Write out every line of the material below as a numbered list, leaving out blank lines and the pictures.

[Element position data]
◇ ◇ ◇ ◇ ◇ ◇ ◇
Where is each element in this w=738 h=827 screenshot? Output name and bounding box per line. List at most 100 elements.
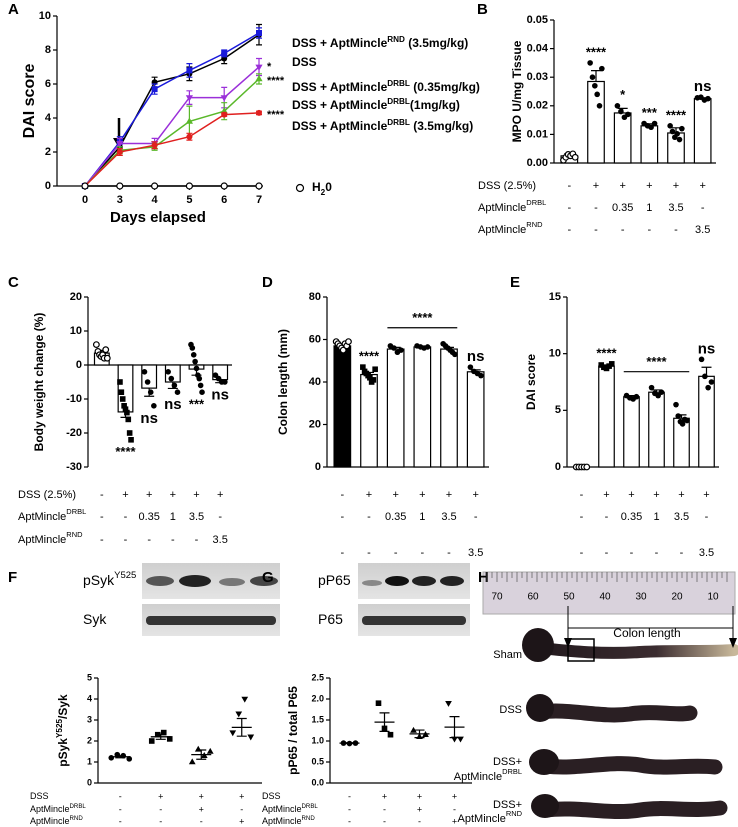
- condition-label: AptMincleRND: [478, 220, 543, 235]
- data-point: [594, 91, 600, 98]
- significance: ****: [666, 107, 687, 122]
- condition-value: -: [348, 791, 351, 801]
- data-point: [372, 366, 378, 373]
- data-point: [141, 369, 148, 375]
- blot-label-part: pSyk: [83, 572, 115, 588]
- condition-value: -: [100, 534, 104, 546]
- blot-label: P65: [318, 611, 343, 627]
- y-tick-label: 0.04: [527, 43, 549, 55]
- legend-label-part: (3.5mg/kg): [405, 36, 468, 50]
- condition-value: 0.35: [612, 202, 633, 214]
- y-tick-label: 0: [76, 359, 82, 371]
- data-point: [599, 65, 605, 72]
- sample-label-part: RND: [506, 809, 523, 818]
- sample-label: AptMincleRND: [458, 809, 523, 824]
- point: [116, 182, 124, 190]
- condition-value: -: [630, 547, 634, 559]
- data-point: [673, 401, 679, 408]
- bracket-label: ****: [646, 354, 667, 369]
- data-point: [171, 382, 178, 389]
- significance: ****: [596, 345, 617, 360]
- condition-label-part: DRBL: [66, 507, 86, 516]
- condition-value: +: [417, 791, 422, 801]
- bar: [598, 365, 615, 468]
- bar: [440, 348, 458, 468]
- sample-label: DSS+: [493, 799, 522, 811]
- data-point: [608, 361, 615, 367]
- data-point: [445, 700, 452, 707]
- data-point: [467, 364, 474, 370]
- panel-label: A: [8, 1, 19, 18]
- legend-label-part: (3.5mg/kg): [410, 119, 473, 133]
- data-point: [571, 153, 579, 161]
- condition-value: -: [340, 547, 344, 559]
- bar: [360, 373, 378, 468]
- y-axis-label: Colon length (mm): [276, 329, 290, 435]
- data-point: [614, 103, 621, 109]
- y-tick-label: 1.5: [311, 714, 324, 724]
- point: [81, 182, 89, 190]
- data-point: [410, 726, 417, 733]
- y-tick-label: 20: [70, 291, 82, 303]
- y-tick-label: 10: [549, 348, 561, 360]
- condition-value: -: [418, 816, 421, 826]
- condition-value: +: [366, 489, 372, 501]
- legend-label: DSS + AptMincleRND (3.5mg/kg): [292, 35, 468, 51]
- ruler-number: 40: [599, 592, 611, 603]
- bar: [413, 346, 432, 468]
- error-bar: [196, 749, 207, 760]
- data-point: [119, 396, 126, 402]
- ruler-number: 30: [635, 592, 647, 603]
- data-point: [222, 379, 228, 385]
- ruler-number: 10: [707, 592, 719, 603]
- error-bar: [344, 742, 355, 745]
- data-point: [705, 95, 711, 102]
- y-axis-label-part: pSyk: [56, 738, 70, 767]
- condition-value: 0.35: [138, 511, 159, 523]
- legend-label-part: RND: [387, 35, 405, 44]
- data-point: [194, 745, 202, 752]
- condition-value: +: [653, 489, 659, 501]
- condition-value: 3.5: [699, 547, 714, 559]
- condition-value: +: [699, 180, 705, 192]
- condition-value: -: [674, 224, 678, 236]
- y-axis-label: pP65 / total P65: [286, 686, 300, 775]
- sample-label: AptMincleDRBL: [454, 767, 522, 782]
- bar: [141, 364, 158, 389]
- point: [221, 50, 228, 57]
- legend-label-part: DSS + AptMincle: [292, 80, 388, 94]
- condition-value: +: [703, 489, 709, 501]
- x-tick-label: 7: [256, 194, 262, 206]
- data-point: [618, 108, 624, 115]
- bar: [333, 345, 352, 468]
- data-point: [592, 82, 598, 89]
- condition-value: -: [655, 547, 659, 559]
- x-tick-label: 5: [186, 194, 192, 206]
- data-point: [387, 731, 394, 738]
- condition-value: -: [567, 202, 571, 214]
- bar: [466, 371, 485, 468]
- condition-label-part: AptMincle: [262, 816, 302, 826]
- condition-label: AptMincleDRBL: [30, 803, 86, 814]
- bar: [693, 98, 712, 164]
- condition-value: +: [382, 791, 387, 801]
- data-point: [676, 136, 683, 143]
- data-point: [160, 729, 167, 736]
- condition-label: AptMincleRND: [18, 530, 83, 545]
- significance: ***: [642, 105, 658, 120]
- legend-label-part: 2: [321, 188, 326, 197]
- point: [220, 107, 228, 114]
- y-tick-label: 8: [45, 44, 51, 56]
- point: [220, 95, 228, 102]
- x-tick-label: 6: [221, 194, 227, 206]
- data-point: [398, 347, 404, 353]
- data-point: [165, 369, 171, 375]
- data-point: [679, 125, 685, 132]
- condition-value: -: [580, 511, 584, 523]
- sample-label-part: AptMincle: [454, 771, 502, 783]
- data-point: [193, 365, 200, 372]
- error-bar: [155, 733, 166, 740]
- condition-value: 1: [170, 511, 176, 523]
- data-point: [117, 379, 123, 385]
- legend-label: DSS + AptMincleDRBL (3.5mg/kg): [292, 118, 473, 134]
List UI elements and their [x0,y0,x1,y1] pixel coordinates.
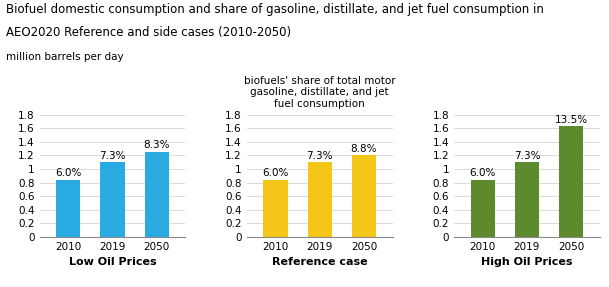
Text: 7.3%: 7.3% [513,151,540,160]
Bar [56,180,80,237]
Bar [144,152,169,237]
Text: 7.3%: 7.3% [306,151,333,160]
X-axis label: Reference case: Reference case [272,257,368,267]
Bar [515,162,539,237]
Text: 13.5%: 13.5% [555,115,588,125]
Text: AEO2020 Reference and side cases (2010-2050): AEO2020 Reference and side cases (2010-2… [6,26,291,39]
Bar [263,180,287,237]
Text: 7.3%: 7.3% [99,151,126,160]
Bar [100,162,125,237]
Text: 8.3%: 8.3% [144,140,170,150]
Text: million barrels per day: million barrels per day [6,52,124,62]
X-axis label: Low Oil Prices: Low Oil Prices [69,257,157,267]
Text: 6.0%: 6.0% [470,168,496,178]
Bar [352,156,376,237]
Text: Biofuel domestic consumption and share of gasoline, distillate, and jet fuel con: Biofuel domestic consumption and share o… [6,3,544,16]
Text: 8.8%: 8.8% [351,144,377,154]
Bar [471,180,495,237]
Text: 6.0%: 6.0% [262,168,289,178]
X-axis label: High Oil Prices: High Oil Prices [481,257,572,267]
Text: 6.0%: 6.0% [55,168,82,178]
Text: biofuels' share of total motor
gasoline, distillate, and jet
fuel consumption: biofuels' share of total motor gasoline,… [244,75,395,109]
Bar [559,126,583,237]
Bar [308,162,332,237]
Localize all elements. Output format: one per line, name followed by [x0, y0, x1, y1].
◇ ◇ ◇ ◇ ◇ ◇ ◇
* **OUTPUT FOR THIS TASK**
1. Where is each element in this w=738 h=827 screenshot? Output name and bounding box per line. List at most 100 elements.
2. - condition-label: AptMincleRND: [478, 220, 543, 235]
3. - data-point: [594, 91, 600, 98]
4. - significance: ****: [666, 107, 687, 122]
5. - condition-value: -: [348, 791, 351, 801]
6. - data-point: [372, 366, 378, 373]
7. - data-point: [141, 369, 148, 375]
8. - blot-label-part: pSyk: [83, 572, 115, 588]
9. - condition-value: -: [100, 534, 104, 546]
10. - blot-label: P65: [318, 611, 343, 627]
11. - y-tick-label: 0.04: [527, 43, 549, 55]
12. - legend-label-part: (3.5mg/kg): [405, 36, 468, 50]
13. - condition-value: 0.35: [612, 202, 633, 214]
14. - y-tick-label: 0: [76, 359, 82, 371]
15. - data-point: [599, 65, 605, 72]
16. - sample-label-part: RND: [506, 809, 523, 818]
17. - sample-label: AptMincleRND: [458, 809, 523, 824]
18. - point: [116, 182, 124, 190]
19. - condition-value: -: [630, 547, 634, 559]
20. - data-point: [673, 401, 679, 408]
21. - bracket-label: ****: [646, 354, 667, 369]
22. - data-point: [171, 382, 178, 389]
23. - significance: ****: [596, 345, 617, 360]
24. - condition-label-part: DRBL: [66, 507, 86, 516]
25. - condition-value: +: [417, 791, 422, 801]
26. - bar: [598, 365, 615, 468]
27. - bar: [440, 348, 458, 468]
28. - sample-label: DSS+: [493, 799, 522, 811]
29. - data-point: [608, 361, 615, 367]
30. - data-point: [445, 700, 452, 707]
31. - data-point: [467, 364, 474, 370]
32. - panel-label: A: [8, 1, 19, 18]
33. - legend-label-part: (3.5mg/kg): [410, 119, 473, 133]
34. - data-point: [571, 153, 579, 161]
35. - condition-value: -: [340, 547, 344, 559]
36. - bar: [360, 373, 378, 468]
37. - y-axis-label: Colon length (mm): [276, 329, 290, 435]
38. - data-point: [614, 103, 621, 109]
39. - y-tick-label: 1.5: [311, 714, 324, 724]
40. - point: [81, 182, 89, 190]
41. - data-point: [410, 726, 417, 733]
42. - y-tick-label: 20: [70, 291, 82, 303]
43. - y-tick-label: 10: [549, 348, 561, 360]
44. - condition-value: -: [418, 816, 421, 826]
45. - condition-value: +: [366, 489, 372, 501]
46. - legend-label: DSS + AptMincleRND (3.5mg/kg): [292, 35, 468, 51]
47. - ruler-number: 40: [599, 592, 611, 603]
48. - bar: [413, 346, 432, 468]
49. - error-bar: [196, 749, 207, 760]
50. - data-point: [119, 396, 126, 402]
51. - ruler-number: 30: [635, 592, 647, 603]
52. - data-point: [222, 379, 228, 385]
53. - ruler-number: 10: [707, 592, 719, 603]
54. - error-bar: [344, 742, 355, 745]
55. - data-point: [705, 95, 711, 102]
56. - y-axis-label-part: pSyk: [56, 738, 70, 767]
57. - condition-value: 0.35: [138, 511, 159, 523]
58. - legend-label-part: RND: [387, 35, 405, 44]
59. - data-point: [194, 745, 202, 752]
60. - condition-value: +: [653, 489, 659, 501]
61. - condition-value: 3.5: [699, 547, 714, 559]
62. - condition-value: +: [699, 180, 705, 192]
63. - condition-value: -: [674, 224, 678, 236]
64. - y-axis-label: pP65 / total P65: [286, 686, 300, 775]
65. - sample-label: AptMincleDRBL: [454, 767, 522, 782]
66. - bar: [141, 364, 158, 389]
67. - point: [221, 50, 228, 57]
68. - legend-label-part: DSS + AptMincle: [292, 80, 388, 94]
69. - condition-value: +: [703, 489, 709, 501]
70. - x-tick-label: 7: [256, 194, 262, 206]
71. - data-point: [618, 108, 624, 115]
72. - bar: [333, 345, 352, 468]
73. - data-point: [592, 82, 598, 89]
74. - condition-value: -: [655, 547, 659, 559]
75. - x-tick-label: 5: [186, 194, 192, 206]
76. - data-point: [387, 731, 394, 738]
77. - condition-value: -: [567, 202, 571, 214]
78. - bar: [466, 371, 485, 468]
79. - condition-label-part: AptMincle: [262, 816, 302, 826]
80. - condition-label: AptMincleDRBL: [30, 803, 86, 814]
81. - bar: [693, 98, 712, 164]
82. - condition-value: +: [382, 791, 387, 801]
83. - data-point: [676, 136, 683, 143]
84. - data-point: [160, 729, 167, 736]
85. - condition-label: AptMincleRND: [18, 530, 83, 545]
86. - significance: ***: [642, 105, 658, 120]
87. - legend-label-part: 2: [321, 188, 326, 197]
88. - point: [220, 107, 228, 114]
89. - y-tick-label: 8: [45, 44, 51, 56]
90. - point: [220, 95, 228, 102]
91. - x-tick-label: 6: [221, 194, 227, 206]
92. - data-point: [398, 347, 404, 353]
93. - data-point: [165, 369, 171, 375]
94. - data-point: [679, 125, 685, 132]
95. - condition-value: -: [580, 511, 584, 523]
96. - sample-label-part: AptMincle: [454, 771, 502, 783]
97. - data-point: [193, 365, 200, 372]
98. - error-bar: [155, 733, 166, 740]
99. - condition-value: 1: [170, 511, 176, 523]
100. - data-point: [117, 379, 123, 385]
101. - legend-label: DSS + AptMincleDRBL (3.5mg/kg): [292, 118, 473, 134]
102. List UI elements and their [x0,y0,x1,y1] pixel coordinates.
103. Text: 7.3%: 7.3% [513,151,540,160]
104. Bar [56,180,80,237]
105. Bar [144,152,169,237]
106. Text: 7.3%: 7.3% [306,151,333,160]
107. X-axis label: Reference case: Reference case [272,257,368,267]
108. Bar [515,162,539,237]
109. Text: 13.5%: 13.5% [555,115,588,125]
110. Text: AEO2020 Reference and side cases (2010-2050): AEO2020 Reference and side cases (2010-2… [6,26,291,39]
111. Bar [263,180,287,237]
112. Text: 7.3%: 7.3% [99,151,126,160]
113. Bar [100,162,125,237]
114. Text: 8.3%: 8.3% [144,140,170,150]
115. Text: million barrels per day: million barrels per day [6,52,124,62]
116. X-axis label: Low Oil Prices: Low Oil Prices [69,257,157,267]
117. Text: 6.0%: 6.0% [470,168,496,178]
118. Bar [352,156,376,237]
119. Text: Biofuel domestic consumption and share of gasoline, distillate, and jet fuel con: Biofuel domestic consumption and share o… [6,3,544,16]
120. Text: 8.8%: 8.8% [351,144,377,154]
121. Bar [471,180,495,237]
122. Text: 6.0%: 6.0% [262,168,289,178]
123. X-axis label: High Oil Prices: High Oil Prices [481,257,572,267]
124. Text: 6.0%: 6.0% [55,168,82,178]
125. Text: biofuels' share of total motor
126. gasoline, distillate, and jet
127. fuel consumption: biofuels' share of total motor gasoline,… [244,75,395,109]
128. Bar [559,126,583,237]
129. Bar [308,162,332,237]
130. Localize all elements. Output format: one per line, name followed by [x0, y0, x1, y1].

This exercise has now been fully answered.